EXCERPTED PASSAGE
+-------+

Mean levels of methylation in high- and low-intermediate-grade tumors
The mean levels of methylation in the high-grade tumors were next assessed by pyrosequencing (right-sided panel of, and ); for eight of the ten genes, mean levels of methylation were significantly greater in high-grade tumors relative to their low-intermediate-grade counterparts. In addition, and as low-intermediate-grade tumors were not subject to array analyses relative to normal bladder, further pairwise testing was performed. This analysis identified significant differences between mean levels of methylation in the low-intermediate-grade tumors and normal bladder in four of the ten genes assessed. The range, distribution and mean levels of methylation are shown in , and show for each of the genes, a stepwise trend toward increasing methylation from normal bladder to low-intermediate and high-grade tumors.
Figure 4. Mean levels of methylation in high-grade tumors relative to low-intermediate-grade tumors and normal bladder. Top ten genes showing an increase in mean level of methylation (solid red bar) in high-grade tumors (HG, n = 51) relative to low-intermediate-grade tumors (LG, n = 18) and in comparison to normal bladder controls (C, n = 4). Each individual control or tumor sample is shown as an unfilled blue circle. Significant differences in the mean levels of methylation between the low-intermediate- and high-grade tumors, or between control and low-intermediate-grade tumors, are indicated by *, P<0.05, or **, P<0 .005 (Student's T-test).
Methylation-associated changes in gene expression
Across the high-grade NMIBC tumors, sufficient sample was available for gene expression analyses for 17 of the 25 genes. With the exception of the ARHGEF4 gene, promoter-associated CpG island methylation was negatively correlated with transcript expression for all genes assessed (data not shown). Furthermore, the presence of promoter methylation was significantly correlated with reduced transcript expression for the PON3, STAT5a and VAX2 genes (Spearman's correlation coefficients −0.60, −0.50 and −0.48 respectively, all P<0.05). Conversely, promoter methylation was significantly positively correlated with gene transcript expression for the ARHGEF4 gene (Spearman's correlation coefficient 0.62, P<0.05). shows the expression levels for these four genes across the high-grade tumors.
Figure 5. Association of methylation with gene transcript expression in HG-NMIBC. Tumor transcript expression in unmethylated (UM, unfilled circles) and methylated (M, filled circles) high-grade tumors, relative to normal bladder control (C, unfilled triangles) for the 4 genes showing significant Spearman's correlation coefficients between promoter methylation and gene expression (PON3, STAT5a, VAX2 and ARHGEF4; P = 0.0006, P = 0.005, P = 0.013 and P = 0.0007, respectively). The double-headed arrow represents the threshold for 3-fold reduced expression relative to the mean of the normal controls (solid blue bar); expression at or below this threshold signifies reduced expression in tumor samples.

+-------+

PROVIDED MATERIAL

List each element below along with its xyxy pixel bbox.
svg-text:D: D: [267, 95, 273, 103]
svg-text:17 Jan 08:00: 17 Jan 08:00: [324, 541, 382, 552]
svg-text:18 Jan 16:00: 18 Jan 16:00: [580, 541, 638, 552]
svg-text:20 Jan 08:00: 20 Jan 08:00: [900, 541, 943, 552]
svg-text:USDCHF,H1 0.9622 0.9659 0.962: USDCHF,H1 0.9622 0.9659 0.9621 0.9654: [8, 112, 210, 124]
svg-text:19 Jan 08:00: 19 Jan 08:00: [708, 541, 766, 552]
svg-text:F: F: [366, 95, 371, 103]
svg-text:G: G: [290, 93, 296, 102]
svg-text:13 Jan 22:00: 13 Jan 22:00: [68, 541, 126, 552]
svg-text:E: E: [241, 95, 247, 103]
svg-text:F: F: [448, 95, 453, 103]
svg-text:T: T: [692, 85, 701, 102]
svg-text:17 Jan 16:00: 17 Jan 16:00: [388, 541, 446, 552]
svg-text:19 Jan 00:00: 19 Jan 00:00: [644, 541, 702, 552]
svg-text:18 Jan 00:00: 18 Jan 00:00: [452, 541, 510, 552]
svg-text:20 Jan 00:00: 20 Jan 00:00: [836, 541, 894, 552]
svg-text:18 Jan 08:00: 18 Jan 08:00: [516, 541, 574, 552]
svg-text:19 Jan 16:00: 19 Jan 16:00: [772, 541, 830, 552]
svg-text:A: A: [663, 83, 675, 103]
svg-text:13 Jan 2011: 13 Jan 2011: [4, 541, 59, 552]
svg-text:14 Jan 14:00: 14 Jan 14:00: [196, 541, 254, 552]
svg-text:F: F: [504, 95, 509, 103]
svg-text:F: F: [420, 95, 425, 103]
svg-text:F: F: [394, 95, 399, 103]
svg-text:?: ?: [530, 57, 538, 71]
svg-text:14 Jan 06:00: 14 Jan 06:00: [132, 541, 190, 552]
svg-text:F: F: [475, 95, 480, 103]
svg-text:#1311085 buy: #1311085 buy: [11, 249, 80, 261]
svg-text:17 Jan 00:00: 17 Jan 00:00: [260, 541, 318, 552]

+-------+

ACTIVITIES
(1) In the excerpt on bladder tumor methylation, reproduce verbatim the stretch from "Figure 4. Mean" through "P<0 .005 (Student's T-test).".
(2) Answer these questions from the excerpt on bladder tumor methylation:
(a) How many high-grade tumors are included in Figure 4?
(b) For how many of the 25 genes was there enough sample for gene expression analyses?
(c) For which gene was promoter methylation significantly positively correlated with transcript expression?

REPLIES
(1)
Figure 4. Mean levels of methylation in high-grade tumors relative to low-intermediate-grade tumors and normal bladder. Top ten genes showing an increase in mean level of methylation (solid red bar) in high-grade tumors (HG, n = 51) relative to low-intermediate-grade tumors (LG, n = 18) and in comparison to normal bladder controls (C, n = 4). Each individual control or tumor sample is shown as an unfilled blue circle. Significant differences in the mean levels of methylation between the low-intermediate- and high-grade tumors, or between control and low-intermediate-grade tumors, are indicated by *, P<0.05, or **, P<0 .005 (Student's T-test).

(2)
(a) 51 high-grade tumors (n = 51).
(b) 17 of the 25 genes.
(c) ARHGEF4.